List every line in this data where the string "JSON" occurs.

Extracts from a graphics dataset:
▽

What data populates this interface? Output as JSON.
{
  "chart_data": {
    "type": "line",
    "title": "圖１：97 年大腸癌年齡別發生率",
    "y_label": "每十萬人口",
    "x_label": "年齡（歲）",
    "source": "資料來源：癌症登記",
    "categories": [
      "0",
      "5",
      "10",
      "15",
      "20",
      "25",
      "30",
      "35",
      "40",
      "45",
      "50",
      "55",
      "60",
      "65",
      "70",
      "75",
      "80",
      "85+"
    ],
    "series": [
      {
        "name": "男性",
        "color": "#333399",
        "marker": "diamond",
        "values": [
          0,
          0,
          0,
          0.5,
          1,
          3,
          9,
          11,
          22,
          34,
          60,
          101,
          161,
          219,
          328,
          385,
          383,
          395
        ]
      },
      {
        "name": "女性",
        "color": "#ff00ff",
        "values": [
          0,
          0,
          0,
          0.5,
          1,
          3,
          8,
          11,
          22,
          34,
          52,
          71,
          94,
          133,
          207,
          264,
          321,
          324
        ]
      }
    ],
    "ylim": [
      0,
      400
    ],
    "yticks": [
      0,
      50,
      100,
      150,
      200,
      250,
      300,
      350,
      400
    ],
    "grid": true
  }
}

△
▽

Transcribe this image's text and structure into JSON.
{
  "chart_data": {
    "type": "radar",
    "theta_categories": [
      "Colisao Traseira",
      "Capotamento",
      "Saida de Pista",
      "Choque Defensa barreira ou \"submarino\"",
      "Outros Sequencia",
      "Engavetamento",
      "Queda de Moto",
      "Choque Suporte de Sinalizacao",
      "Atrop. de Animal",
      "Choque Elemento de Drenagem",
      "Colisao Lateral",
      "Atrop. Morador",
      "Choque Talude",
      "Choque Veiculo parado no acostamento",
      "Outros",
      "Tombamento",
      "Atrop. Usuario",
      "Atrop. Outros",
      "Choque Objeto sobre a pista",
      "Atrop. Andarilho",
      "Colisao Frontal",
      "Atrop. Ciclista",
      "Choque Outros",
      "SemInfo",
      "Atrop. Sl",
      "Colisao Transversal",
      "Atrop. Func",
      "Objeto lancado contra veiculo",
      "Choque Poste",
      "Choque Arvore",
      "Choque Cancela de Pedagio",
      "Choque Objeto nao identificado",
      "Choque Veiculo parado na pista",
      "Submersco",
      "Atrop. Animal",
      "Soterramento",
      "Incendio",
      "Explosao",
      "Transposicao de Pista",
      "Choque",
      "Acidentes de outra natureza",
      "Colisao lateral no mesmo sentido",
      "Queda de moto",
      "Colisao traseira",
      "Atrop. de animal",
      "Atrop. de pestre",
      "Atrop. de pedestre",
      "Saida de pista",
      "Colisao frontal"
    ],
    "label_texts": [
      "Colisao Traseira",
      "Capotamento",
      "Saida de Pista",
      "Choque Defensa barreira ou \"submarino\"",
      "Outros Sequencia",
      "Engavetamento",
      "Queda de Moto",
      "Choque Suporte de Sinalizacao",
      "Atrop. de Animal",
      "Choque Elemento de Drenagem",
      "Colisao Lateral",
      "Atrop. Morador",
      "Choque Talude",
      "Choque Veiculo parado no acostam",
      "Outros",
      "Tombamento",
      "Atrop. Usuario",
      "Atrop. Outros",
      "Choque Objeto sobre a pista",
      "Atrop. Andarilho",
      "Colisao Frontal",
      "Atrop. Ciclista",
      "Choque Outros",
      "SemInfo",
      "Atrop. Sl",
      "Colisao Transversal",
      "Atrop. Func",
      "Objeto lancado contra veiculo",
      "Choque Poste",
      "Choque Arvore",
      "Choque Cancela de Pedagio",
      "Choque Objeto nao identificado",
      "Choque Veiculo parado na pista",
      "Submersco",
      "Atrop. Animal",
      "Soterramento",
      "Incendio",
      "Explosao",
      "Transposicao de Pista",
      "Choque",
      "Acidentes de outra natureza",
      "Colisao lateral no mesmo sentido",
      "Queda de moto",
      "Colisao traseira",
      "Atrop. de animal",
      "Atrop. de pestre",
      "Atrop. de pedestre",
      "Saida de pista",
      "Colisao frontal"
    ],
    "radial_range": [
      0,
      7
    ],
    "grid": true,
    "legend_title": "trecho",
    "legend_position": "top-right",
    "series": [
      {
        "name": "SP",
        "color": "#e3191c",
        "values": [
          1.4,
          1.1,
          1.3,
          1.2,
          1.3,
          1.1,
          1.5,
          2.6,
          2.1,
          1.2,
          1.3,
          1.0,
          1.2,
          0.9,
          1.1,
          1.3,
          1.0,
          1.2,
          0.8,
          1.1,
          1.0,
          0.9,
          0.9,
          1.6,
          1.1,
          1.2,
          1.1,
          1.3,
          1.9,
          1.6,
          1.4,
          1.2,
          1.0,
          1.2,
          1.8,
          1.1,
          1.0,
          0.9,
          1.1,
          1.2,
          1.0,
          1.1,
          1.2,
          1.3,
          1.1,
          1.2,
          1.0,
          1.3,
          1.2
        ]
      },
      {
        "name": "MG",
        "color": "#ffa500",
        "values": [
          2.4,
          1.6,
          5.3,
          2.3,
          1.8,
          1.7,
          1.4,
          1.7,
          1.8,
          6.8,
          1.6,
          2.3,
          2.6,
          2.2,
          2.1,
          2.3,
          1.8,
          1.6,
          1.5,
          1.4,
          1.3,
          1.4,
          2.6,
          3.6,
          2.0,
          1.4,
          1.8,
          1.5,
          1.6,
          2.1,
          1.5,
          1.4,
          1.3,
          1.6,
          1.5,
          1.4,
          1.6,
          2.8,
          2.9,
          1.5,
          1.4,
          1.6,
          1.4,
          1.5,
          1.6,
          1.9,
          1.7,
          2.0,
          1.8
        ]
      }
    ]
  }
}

△
▽

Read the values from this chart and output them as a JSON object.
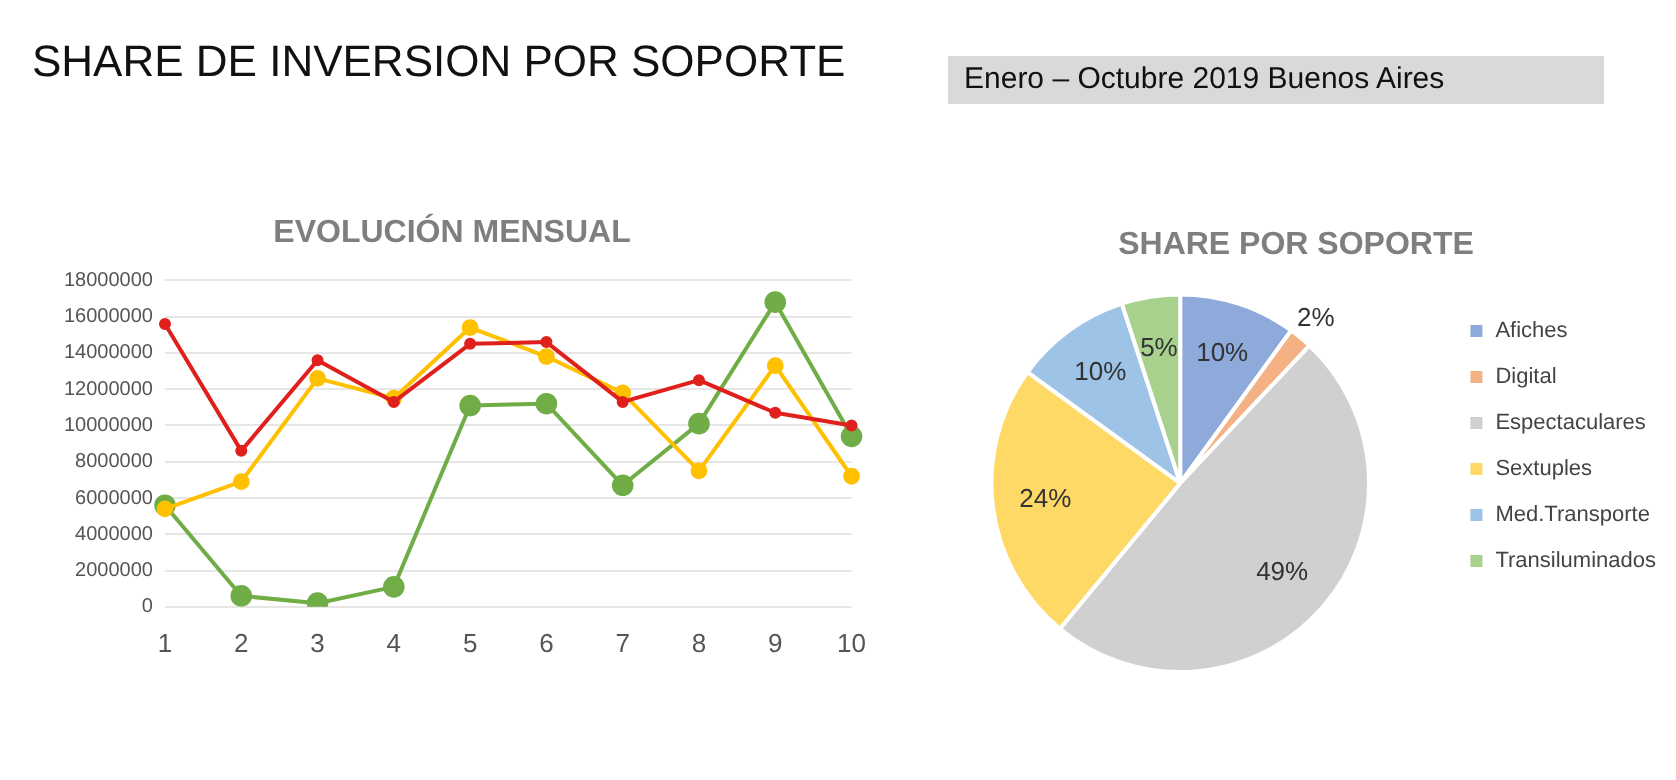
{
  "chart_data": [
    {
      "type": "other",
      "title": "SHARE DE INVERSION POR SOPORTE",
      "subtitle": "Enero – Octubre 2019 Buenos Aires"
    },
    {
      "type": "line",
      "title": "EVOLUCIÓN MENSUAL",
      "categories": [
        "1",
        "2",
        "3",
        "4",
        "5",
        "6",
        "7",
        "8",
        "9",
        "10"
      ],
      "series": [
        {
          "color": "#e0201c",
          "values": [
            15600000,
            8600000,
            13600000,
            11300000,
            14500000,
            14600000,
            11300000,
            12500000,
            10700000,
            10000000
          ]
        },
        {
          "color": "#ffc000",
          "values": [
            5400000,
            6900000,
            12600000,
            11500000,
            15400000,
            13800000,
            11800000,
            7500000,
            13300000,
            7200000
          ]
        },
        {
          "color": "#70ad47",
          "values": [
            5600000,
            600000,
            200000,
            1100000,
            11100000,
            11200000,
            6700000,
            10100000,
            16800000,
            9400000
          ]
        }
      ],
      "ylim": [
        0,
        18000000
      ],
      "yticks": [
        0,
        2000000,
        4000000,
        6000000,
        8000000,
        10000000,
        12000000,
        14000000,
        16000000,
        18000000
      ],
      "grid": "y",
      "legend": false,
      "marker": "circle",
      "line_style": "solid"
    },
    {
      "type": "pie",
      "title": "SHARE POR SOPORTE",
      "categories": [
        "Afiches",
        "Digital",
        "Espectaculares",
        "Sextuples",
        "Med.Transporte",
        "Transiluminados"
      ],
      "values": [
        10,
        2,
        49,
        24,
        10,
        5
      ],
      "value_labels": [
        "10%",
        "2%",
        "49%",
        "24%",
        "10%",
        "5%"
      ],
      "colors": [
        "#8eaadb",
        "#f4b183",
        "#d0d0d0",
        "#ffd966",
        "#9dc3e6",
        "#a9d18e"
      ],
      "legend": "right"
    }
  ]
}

△

(Output of the exercise):
What data populates this interface? Output as JSON.
Transcribe this image's text and structure into JSON.
Read the values from this chart and output them as a JSON object.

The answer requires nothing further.